● **Prompt**
Find each line with "investigate" and copy it.

################

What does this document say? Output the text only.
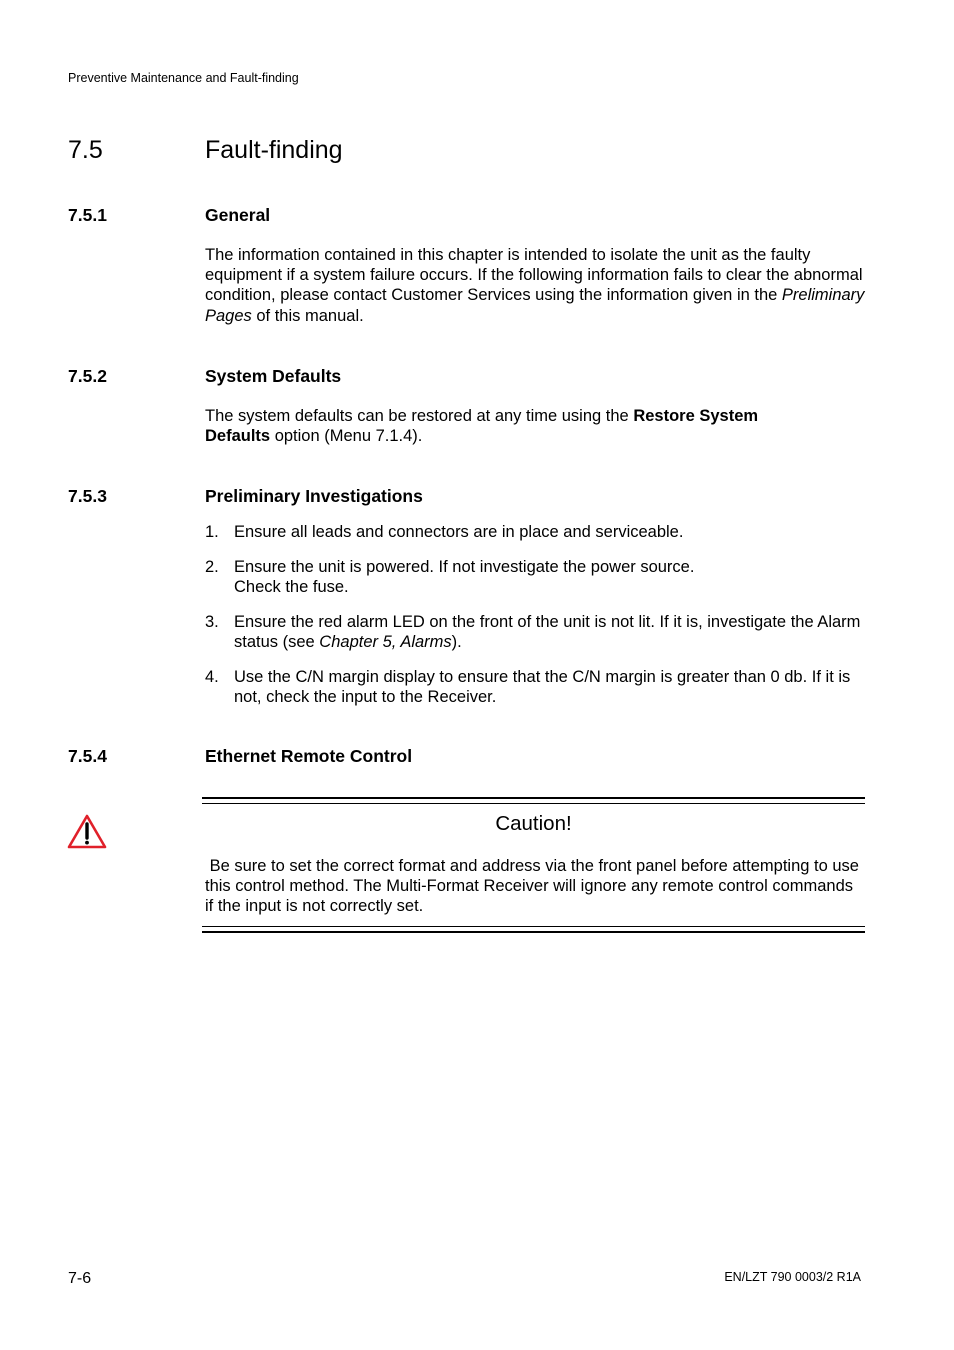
Preventive Maintenance and Fault-finding
7.5	Fault-finding
7.5.1	General
The information contained in this chapter is intended to isolate the unit as the faulty equipment if a system failure occurs. If the following information fails to clear the abnormal condition, please contact Customer Services using the information given in the Preliminary Pages of this manual.
7.5.2	System Defaults
The system defaults can be restored at any time using the Restore System Defaults option (Menu 7.1.4).
7.5.3	Preliminary Investigations
1. Ensure all leads and connectors are in place and serviceable.
2. Ensure the unit is powered. If not investigate the power source.
Check the fuse.
3. Ensure the red alarm LED on the front of the unit is not lit. If it is, investigate the Alarm status (see Chapter 5, Alarms).
4. Use the C/N margin display to ensure that the C/N margin is greater than 0 db. If it is not, check the input to the Receiver.
7.5.4	Ethernet Remote Control
Caution!
Be sure to set the correct format and address via the front panel before attempting to use this control method. The Multi-Format Receiver will ignore any remote control commands if the input is not correctly set.
7-6	EN/LZT 790 0003/2 R1A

################

● **Response to the task**
2. Ensure the unit is powered. If not investigate the power source.
3. Ensure the red alarm LED on the front of the unit is not lit. If it is, investigate the Alarm status (see Chapter 5, Alarms).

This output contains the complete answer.